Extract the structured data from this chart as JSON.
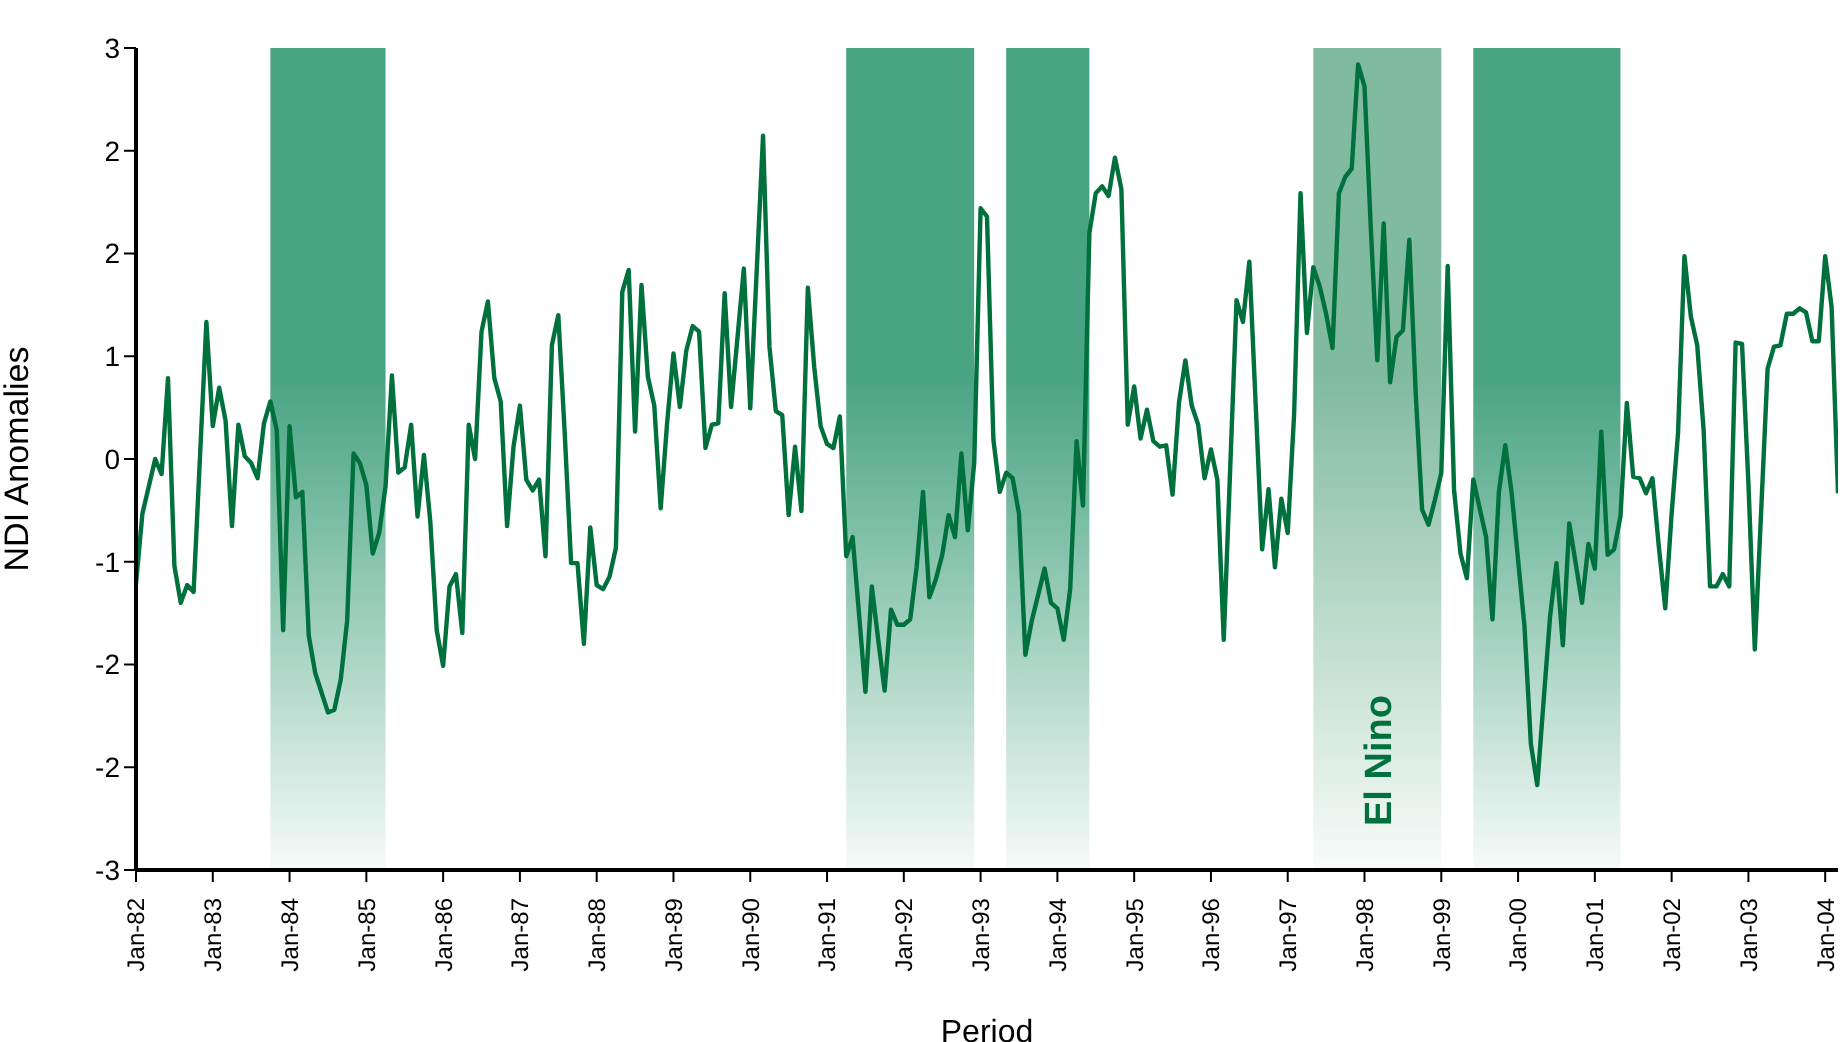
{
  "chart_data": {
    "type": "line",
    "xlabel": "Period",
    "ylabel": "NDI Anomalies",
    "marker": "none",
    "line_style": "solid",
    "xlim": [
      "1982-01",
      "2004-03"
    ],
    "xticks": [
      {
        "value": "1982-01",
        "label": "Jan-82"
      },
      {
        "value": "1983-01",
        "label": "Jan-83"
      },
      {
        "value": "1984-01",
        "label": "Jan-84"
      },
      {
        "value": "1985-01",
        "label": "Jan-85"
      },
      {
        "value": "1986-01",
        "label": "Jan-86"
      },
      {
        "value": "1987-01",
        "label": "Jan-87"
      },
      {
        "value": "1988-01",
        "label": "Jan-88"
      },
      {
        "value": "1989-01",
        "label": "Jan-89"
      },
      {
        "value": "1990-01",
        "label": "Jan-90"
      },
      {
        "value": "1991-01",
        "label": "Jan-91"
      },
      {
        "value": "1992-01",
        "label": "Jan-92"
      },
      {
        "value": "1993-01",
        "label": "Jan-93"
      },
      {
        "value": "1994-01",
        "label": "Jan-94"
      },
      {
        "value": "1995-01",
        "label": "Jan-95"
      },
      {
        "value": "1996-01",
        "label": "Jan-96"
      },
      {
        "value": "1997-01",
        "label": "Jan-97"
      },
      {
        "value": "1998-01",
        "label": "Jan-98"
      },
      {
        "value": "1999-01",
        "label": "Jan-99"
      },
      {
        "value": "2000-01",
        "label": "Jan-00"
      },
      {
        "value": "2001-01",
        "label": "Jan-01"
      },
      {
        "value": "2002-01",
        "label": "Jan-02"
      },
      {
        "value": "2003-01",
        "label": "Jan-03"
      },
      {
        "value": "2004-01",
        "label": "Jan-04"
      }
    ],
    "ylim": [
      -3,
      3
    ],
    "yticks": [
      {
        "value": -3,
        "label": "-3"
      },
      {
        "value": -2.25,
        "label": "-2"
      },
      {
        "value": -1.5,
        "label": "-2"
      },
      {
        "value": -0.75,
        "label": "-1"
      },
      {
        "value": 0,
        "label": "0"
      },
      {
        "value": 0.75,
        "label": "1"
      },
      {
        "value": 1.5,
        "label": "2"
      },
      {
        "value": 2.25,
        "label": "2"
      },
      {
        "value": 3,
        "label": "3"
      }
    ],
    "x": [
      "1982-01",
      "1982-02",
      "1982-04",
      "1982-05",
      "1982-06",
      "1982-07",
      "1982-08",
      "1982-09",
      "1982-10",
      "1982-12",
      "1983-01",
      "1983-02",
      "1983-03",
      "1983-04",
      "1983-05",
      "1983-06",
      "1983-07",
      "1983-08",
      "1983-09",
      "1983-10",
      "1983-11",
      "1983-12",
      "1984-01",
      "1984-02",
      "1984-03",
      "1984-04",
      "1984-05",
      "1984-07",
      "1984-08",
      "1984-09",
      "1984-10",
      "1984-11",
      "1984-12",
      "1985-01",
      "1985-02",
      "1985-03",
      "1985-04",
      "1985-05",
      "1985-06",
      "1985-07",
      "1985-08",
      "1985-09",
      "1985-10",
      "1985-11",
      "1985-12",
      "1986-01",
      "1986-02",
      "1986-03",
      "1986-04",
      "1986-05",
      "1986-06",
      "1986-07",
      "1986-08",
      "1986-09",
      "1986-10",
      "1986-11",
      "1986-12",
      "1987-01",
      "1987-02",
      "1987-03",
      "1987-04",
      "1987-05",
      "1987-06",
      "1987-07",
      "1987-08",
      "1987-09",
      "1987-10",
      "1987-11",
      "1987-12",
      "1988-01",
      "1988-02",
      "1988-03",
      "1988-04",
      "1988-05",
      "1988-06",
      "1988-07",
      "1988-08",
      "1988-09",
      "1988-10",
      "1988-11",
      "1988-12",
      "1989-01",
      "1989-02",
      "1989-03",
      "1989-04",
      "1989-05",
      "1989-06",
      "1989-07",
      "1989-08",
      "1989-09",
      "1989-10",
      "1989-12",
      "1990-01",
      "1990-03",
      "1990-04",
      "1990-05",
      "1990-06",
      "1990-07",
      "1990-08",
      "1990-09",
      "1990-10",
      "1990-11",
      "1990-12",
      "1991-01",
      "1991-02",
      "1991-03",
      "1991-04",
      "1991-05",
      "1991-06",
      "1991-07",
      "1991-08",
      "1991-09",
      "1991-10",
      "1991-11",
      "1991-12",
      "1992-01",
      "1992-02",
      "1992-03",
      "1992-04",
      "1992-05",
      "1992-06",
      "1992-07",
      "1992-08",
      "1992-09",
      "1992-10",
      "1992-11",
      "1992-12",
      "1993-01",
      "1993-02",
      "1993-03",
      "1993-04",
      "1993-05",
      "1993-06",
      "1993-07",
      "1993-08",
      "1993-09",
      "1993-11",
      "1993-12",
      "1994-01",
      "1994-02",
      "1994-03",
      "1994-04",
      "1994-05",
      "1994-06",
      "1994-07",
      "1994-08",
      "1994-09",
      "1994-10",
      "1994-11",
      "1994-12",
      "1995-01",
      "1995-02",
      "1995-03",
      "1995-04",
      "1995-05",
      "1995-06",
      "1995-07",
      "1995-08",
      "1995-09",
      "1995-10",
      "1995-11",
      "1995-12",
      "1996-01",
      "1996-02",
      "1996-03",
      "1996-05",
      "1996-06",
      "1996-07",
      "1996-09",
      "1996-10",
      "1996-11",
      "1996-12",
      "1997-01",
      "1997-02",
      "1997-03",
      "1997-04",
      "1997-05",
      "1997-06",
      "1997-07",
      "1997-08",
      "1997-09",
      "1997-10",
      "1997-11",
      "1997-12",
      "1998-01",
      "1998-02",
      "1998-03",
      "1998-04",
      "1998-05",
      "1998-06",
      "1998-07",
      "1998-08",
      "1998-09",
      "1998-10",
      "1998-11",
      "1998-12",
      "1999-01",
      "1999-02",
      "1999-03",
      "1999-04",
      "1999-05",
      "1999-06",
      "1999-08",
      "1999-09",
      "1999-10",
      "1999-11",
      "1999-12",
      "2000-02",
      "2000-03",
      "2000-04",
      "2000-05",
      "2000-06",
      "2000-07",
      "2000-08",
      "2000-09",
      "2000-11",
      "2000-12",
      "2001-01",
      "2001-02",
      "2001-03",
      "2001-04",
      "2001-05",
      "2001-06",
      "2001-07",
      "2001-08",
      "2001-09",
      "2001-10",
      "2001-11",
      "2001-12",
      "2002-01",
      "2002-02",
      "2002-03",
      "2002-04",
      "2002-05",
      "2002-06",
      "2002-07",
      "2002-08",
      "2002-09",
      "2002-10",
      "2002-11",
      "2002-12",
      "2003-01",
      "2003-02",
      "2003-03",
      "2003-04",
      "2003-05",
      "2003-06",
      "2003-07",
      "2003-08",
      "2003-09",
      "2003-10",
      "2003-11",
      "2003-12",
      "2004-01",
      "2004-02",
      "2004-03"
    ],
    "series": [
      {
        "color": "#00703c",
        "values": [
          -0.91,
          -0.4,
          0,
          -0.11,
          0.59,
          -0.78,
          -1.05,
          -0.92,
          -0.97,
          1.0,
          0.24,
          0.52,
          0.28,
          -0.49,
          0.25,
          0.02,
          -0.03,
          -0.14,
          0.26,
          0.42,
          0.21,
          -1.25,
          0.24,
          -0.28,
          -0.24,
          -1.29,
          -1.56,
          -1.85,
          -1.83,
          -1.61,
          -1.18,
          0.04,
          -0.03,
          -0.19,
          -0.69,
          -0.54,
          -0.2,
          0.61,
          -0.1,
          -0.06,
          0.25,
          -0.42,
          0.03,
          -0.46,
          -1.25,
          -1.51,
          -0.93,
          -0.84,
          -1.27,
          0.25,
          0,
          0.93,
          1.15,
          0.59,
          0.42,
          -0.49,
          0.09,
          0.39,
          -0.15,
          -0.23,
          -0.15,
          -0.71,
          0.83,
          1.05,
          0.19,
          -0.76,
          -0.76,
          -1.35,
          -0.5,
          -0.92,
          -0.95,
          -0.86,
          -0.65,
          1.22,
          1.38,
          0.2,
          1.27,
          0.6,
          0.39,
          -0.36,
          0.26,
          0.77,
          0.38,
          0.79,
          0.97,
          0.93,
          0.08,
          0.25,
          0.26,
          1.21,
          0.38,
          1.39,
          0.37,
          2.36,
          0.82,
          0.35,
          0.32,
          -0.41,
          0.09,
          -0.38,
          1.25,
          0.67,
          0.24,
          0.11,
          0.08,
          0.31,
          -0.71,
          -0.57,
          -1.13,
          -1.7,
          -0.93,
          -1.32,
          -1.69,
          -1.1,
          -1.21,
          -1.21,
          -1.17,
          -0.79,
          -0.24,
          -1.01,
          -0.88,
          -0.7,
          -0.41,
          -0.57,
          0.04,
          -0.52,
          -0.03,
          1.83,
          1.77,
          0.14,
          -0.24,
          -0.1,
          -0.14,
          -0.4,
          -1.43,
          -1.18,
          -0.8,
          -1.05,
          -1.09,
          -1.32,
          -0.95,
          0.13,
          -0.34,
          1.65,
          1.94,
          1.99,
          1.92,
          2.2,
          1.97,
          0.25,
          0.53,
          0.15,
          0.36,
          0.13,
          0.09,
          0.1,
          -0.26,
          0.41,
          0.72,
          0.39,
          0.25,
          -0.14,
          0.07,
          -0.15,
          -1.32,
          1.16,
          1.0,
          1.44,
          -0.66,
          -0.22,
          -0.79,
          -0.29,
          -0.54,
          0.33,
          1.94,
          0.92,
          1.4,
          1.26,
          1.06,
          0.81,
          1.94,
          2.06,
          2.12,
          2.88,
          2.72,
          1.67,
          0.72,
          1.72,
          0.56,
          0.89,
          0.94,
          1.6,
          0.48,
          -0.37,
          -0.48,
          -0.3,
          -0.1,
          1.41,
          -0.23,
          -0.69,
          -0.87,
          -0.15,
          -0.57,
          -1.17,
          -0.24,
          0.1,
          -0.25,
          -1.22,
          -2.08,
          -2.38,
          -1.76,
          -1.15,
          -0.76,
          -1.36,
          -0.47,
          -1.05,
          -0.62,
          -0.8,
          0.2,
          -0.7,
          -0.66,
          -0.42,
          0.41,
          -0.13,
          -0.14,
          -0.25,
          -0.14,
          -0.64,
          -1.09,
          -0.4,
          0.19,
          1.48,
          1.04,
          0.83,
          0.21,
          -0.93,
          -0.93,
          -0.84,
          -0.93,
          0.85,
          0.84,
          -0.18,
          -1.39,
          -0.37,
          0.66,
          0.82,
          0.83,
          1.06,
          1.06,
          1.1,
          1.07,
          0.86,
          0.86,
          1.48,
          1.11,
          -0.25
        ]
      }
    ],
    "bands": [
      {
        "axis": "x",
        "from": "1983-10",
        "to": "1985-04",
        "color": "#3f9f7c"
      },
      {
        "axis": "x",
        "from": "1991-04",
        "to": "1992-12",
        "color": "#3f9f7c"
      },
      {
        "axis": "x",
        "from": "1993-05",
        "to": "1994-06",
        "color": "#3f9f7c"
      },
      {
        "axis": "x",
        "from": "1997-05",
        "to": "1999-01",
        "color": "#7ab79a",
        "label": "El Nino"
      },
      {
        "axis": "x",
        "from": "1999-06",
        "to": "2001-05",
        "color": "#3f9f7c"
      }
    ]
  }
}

> DIRECTIVE:
Calculate how many lines of the material include the string "from", and state that number by itself.

> TASK RESULT:
6